§ OBJECTIVE: Omit all images. Transcribe the rest of the material below exactly.

Excerpts from a figure dataset
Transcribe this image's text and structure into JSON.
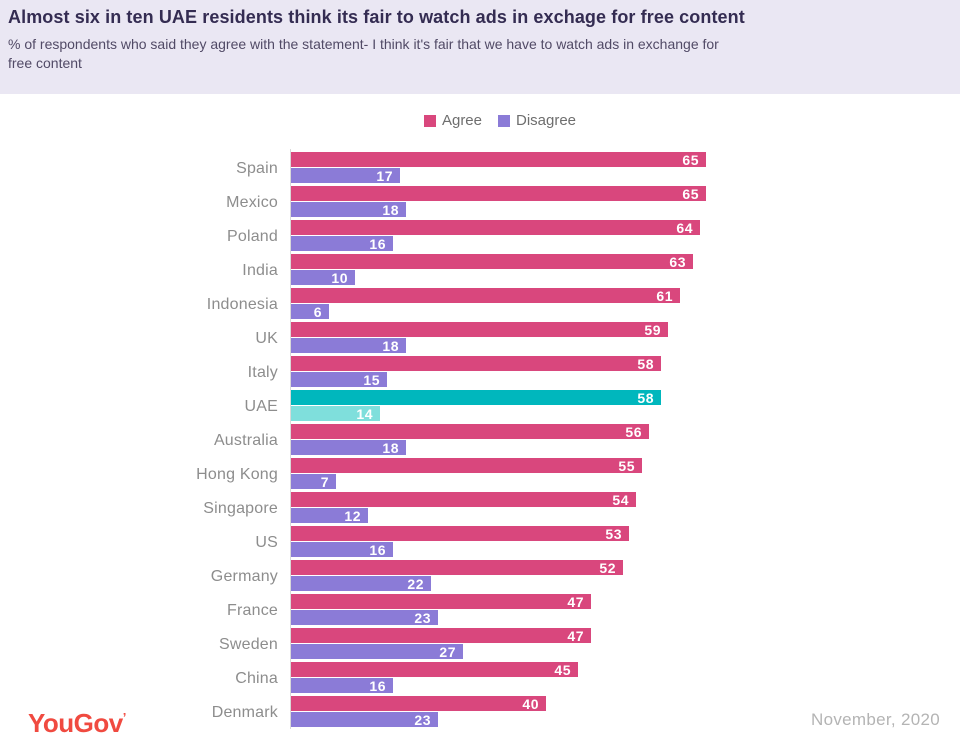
{
  "header": {
    "title": "Almost six in ten UAE residents think its fair to watch ads in exchage for free content",
    "subtitle_line1": "% of respondents who said they agree with the statement- I think it's fair that we have to watch ads in exchange for",
    "subtitle_line2": "free content"
  },
  "legend": {
    "items": [
      {
        "label": "Agree",
        "color": "#d9477d"
      },
      {
        "label": "Disagree",
        "color": "#8b7bd7"
      }
    ]
  },
  "chart_data": {
    "type": "bar",
    "orientation": "horizontal",
    "title": "Almost six in ten UAE residents think its fair to watch ads in exchage for free content",
    "categories": [
      "Spain",
      "Mexico",
      "Poland",
      "India",
      "Indonesia",
      "UK",
      "Italy",
      "UAE",
      "Australia",
      "Hong Kong",
      "Singapore",
      "US",
      "Germany",
      "France",
      "Sweden",
      "China",
      "Denmark"
    ],
    "series": [
      {
        "name": "Agree",
        "values": [
          65,
          65,
          64,
          63,
          61,
          59,
          58,
          58,
          56,
          55,
          54,
          53,
          52,
          47,
          47,
          45,
          40
        ]
      },
      {
        "name": "Disagree",
        "values": [
          17,
          18,
          16,
          10,
          6,
          18,
          15,
          14,
          18,
          7,
          12,
          16,
          22,
          23,
          27,
          16,
          23
        ]
      }
    ],
    "highlight_category": "UAE",
    "xlim": [
      0,
      100
    ],
    "value_labels": "inside-end",
    "legend_position": "top-center",
    "grid": false,
    "colors": {
      "agree": "#d9477d",
      "disagree": "#8b7bd7",
      "highlight_agree": "#00b7bd",
      "highlight_disagree": "#7fdfdc",
      "label": "#8d8d8d"
    }
  },
  "footer": {
    "logo_text": "YouGov",
    "logo_mark": "’",
    "logo_color": "#f04a40",
    "date": "November, 2020"
  }
}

§ RESPONSE TO THIS TASK:
Transcribe this image's text and structure into JSON.
{
  "header": {
    "title": "Almost six in ten UAE residents think its fair to watch ads in exchage for free content",
    "subtitle_line1": "% of respondents who said they agree with the statement- I think it's fair that we have to watch ads in exchange for",
    "subtitle_line2": "free content"
  },
  "legend": {
    "items": [
      {
        "label": "Agree",
        "color": "#d9477d"
      },
      {
        "label": "Disagree",
        "color": "#8b7bd7"
      }
    ]
  },
  "chart_data": {
    "type": "bar",
    "orientation": "horizontal",
    "title": "Almost six in ten UAE residents think its fair to watch ads in exchage for free content",
    "categories": [
      "Spain",
      "Mexico",
      "Poland",
      "India",
      "Indonesia",
      "UK",
      "Italy",
      "UAE",
      "Australia",
      "Hong Kong",
      "Singapore",
      "US",
      "Germany",
      "France",
      "Sweden",
      "China",
      "Denmark"
    ],
    "series": [
      {
        "name": "Agree",
        "values": [
          65,
          65,
          64,
          63,
          61,
          59,
          58,
          58,
          56,
          55,
          54,
          53,
          52,
          47,
          47,
          45,
          40
        ]
      },
      {
        "name": "Disagree",
        "values": [
          17,
          18,
          16,
          10,
          6,
          18,
          15,
          14,
          18,
          7,
          12,
          16,
          22,
          23,
          27,
          16,
          23
        ]
      }
    ],
    "highlight_category": "UAE",
    "xlim": [
      0,
      100
    ],
    "value_labels": "inside-end",
    "legend_position": "top-center",
    "grid": false,
    "colors": {
      "agree": "#d9477d",
      "disagree": "#8b7bd7",
      "highlight_agree": "#00b7bd",
      "highlight_disagree": "#7fdfdc",
      "label": "#8d8d8d"
    }
  },
  "footer": {
    "logo_text": "YouGov",
    "logo_mark": "’",
    "logo_color": "#f04a40",
    "date": "November, 2020"
  }
}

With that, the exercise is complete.